## Fragmento mostrado
La ironía de bombardear una cárcel llena de disidentes
Porque nada dice “libertad” como lanzar misiles sobre una prisión famosa por albergar a opositores del régimen. Irán, ese paraíso de la transparencia, informó solemnemente que al menos 71 personas murieron en el ataque israelí a la prisión de Evin. ¿Las víctimas? Una mezcla surrealista: guardias, presos, soldados y, por supuesto, familias visitantes (porque qué mejor plan familiar que pasar el día en un penal de máxima seguridad). El portavoz judicial Asghar Jahangir lo anunció en Mizan, la agencia de noticias de la judicatura, cuya credibilidad es tan inquebrantable como un castillo de naipes en un huracán.
El timing perfecto: justo antes del alto el fuego
El ataque ocurrió el 23 de junio, un día antes de que entrara en vigor la tregua entre Israel e Irán. Casualidad, ¿verdad? El Ministerio de Defensa israelí alegó que bombardeaba “objetivos del régimen y cuerpos de represión”. Porque, claro, ¿qué mejor símbolo de la represión que una enfermería penitenciaria o una sala de visitas? Grupos de derechos humanos, esos eternos aguafiestas, cuestionaron la violación del principio de distinción entre blancos civiles y militares. Pero ¿quién necesita principios cuando tienes misiles?

## Datos proporcionados
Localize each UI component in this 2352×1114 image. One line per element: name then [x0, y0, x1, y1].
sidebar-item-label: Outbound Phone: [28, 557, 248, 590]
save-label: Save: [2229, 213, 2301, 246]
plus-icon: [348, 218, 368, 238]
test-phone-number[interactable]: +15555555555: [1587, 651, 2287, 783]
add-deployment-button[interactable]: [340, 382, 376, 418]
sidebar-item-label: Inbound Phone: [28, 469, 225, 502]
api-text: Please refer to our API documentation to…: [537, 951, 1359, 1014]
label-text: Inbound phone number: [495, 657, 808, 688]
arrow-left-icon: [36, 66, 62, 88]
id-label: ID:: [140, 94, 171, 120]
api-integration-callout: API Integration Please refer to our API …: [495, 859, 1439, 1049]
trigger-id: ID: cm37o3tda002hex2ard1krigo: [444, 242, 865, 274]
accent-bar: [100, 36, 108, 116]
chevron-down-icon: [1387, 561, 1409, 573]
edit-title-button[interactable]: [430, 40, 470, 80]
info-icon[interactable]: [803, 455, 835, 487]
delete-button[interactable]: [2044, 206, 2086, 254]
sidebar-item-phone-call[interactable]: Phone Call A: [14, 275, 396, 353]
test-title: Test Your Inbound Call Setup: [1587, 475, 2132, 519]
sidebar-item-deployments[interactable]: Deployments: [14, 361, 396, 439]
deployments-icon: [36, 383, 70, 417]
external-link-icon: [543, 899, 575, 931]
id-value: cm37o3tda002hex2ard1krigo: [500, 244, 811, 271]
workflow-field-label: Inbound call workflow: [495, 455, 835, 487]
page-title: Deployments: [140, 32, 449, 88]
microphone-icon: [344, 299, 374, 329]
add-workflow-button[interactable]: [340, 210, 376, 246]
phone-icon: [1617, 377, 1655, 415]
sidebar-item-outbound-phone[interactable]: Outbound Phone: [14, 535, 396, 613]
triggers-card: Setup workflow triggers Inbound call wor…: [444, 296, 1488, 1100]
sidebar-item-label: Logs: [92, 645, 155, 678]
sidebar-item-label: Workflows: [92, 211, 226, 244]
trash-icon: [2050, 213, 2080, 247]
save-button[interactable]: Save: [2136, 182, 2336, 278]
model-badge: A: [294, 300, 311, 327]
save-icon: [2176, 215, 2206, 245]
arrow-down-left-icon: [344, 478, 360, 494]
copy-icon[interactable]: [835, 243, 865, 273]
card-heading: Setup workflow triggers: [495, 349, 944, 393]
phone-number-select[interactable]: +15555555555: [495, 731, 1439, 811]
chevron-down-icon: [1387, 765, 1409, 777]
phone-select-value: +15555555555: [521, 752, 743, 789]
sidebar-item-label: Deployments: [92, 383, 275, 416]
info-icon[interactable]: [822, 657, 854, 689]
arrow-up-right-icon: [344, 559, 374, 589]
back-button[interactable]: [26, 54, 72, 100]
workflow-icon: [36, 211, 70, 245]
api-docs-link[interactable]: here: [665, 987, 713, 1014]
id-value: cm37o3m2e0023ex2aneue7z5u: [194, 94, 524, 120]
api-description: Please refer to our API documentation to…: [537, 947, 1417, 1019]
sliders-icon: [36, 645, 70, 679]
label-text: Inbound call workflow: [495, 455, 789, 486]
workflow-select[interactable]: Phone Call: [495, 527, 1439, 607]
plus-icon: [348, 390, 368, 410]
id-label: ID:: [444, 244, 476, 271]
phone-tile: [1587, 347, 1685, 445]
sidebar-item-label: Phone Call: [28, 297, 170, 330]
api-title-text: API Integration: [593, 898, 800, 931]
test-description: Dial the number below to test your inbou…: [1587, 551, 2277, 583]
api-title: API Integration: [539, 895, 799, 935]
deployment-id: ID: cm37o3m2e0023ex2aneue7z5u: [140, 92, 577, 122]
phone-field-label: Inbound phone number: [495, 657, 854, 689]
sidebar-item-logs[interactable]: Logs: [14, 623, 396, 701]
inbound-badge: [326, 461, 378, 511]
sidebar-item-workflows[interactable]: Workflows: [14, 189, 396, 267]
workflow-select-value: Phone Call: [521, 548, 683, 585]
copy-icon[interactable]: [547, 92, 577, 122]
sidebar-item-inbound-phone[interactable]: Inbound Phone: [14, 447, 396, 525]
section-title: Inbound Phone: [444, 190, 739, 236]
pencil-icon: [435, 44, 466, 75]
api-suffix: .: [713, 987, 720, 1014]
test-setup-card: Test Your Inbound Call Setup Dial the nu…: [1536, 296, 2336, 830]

## Problema A
Según el texto sobre la prisión de Evin, ¿en qué fecha ocurrió el ataque?
## Problema B
Transcribe del texto sobre la prisión de Evin el tramo que va desde "El timing perfecto: justo" hasta "cuando tienes misiles?".
## Problema C
Prosigue el texto sobre la prisión de Evin a partir de su última oración.
El material aportado no desempeña ningún papel aquí.

## Espacio de respuesta A
El 23 de junio.

## Espacio de respuesta B
El timing perfecto: justo antes del alto el fuego
El ataque ocurrió el 23 de junio, un día antes de que entrara en vigor la tregua entre Israel e Irán. Casualidad, ¿verdad? El Ministerio de Defensa israelí alegó que bombardeaba “objetivos del régimen y cuerpos de represión”. Porque, claro, ¿qué mejor símbolo de la represión que una enfermería penitenciaria o una sala de visitas? Grupos de derechos humanos, esos eternos aguafiestas, cuestionaron la violación del principio de distinción entre blancos civiles y militares. Pero ¿quién necesita principios cuando tienes misiles?

## Espacio de respuesta C
La guerra de los números inflados
En los 12 días previos al alto el fuego, Israel afirmó haber eliminado a 30 comandantes, 11 científicos nucleares y 720 instalaciones militares. Según ONGs, murieron más de 1,000 personas, incluyendo 417 civiles. Irán, en su papel de víctima ofendida, respondió con 550 misiles (la mayoría interceptados, porque gastar en defensa antimisiles es solo para los que no confían en la suerte). El canciller Abbas Araghchi incluso pidió a la ONU que reconociera a Israel y EE.UU. como “agresores”. Porque nada une más a la comunidad internacional que acusaciones mutuas y cifras imposibles de verificar.
El misterio nuclear (o cómo vender humo)
¿Qué pasó con el programa nuclear iraní? Trump dice que fue “aniquilado”; Irán, que eso es exagerado. Rafael Grossi, del OIEA, admitió que hay daños, pero sin inspectores, todo son especulaciones. Es como jugar al teléfono descompuesto, pero con uranio enriquecido de por medio.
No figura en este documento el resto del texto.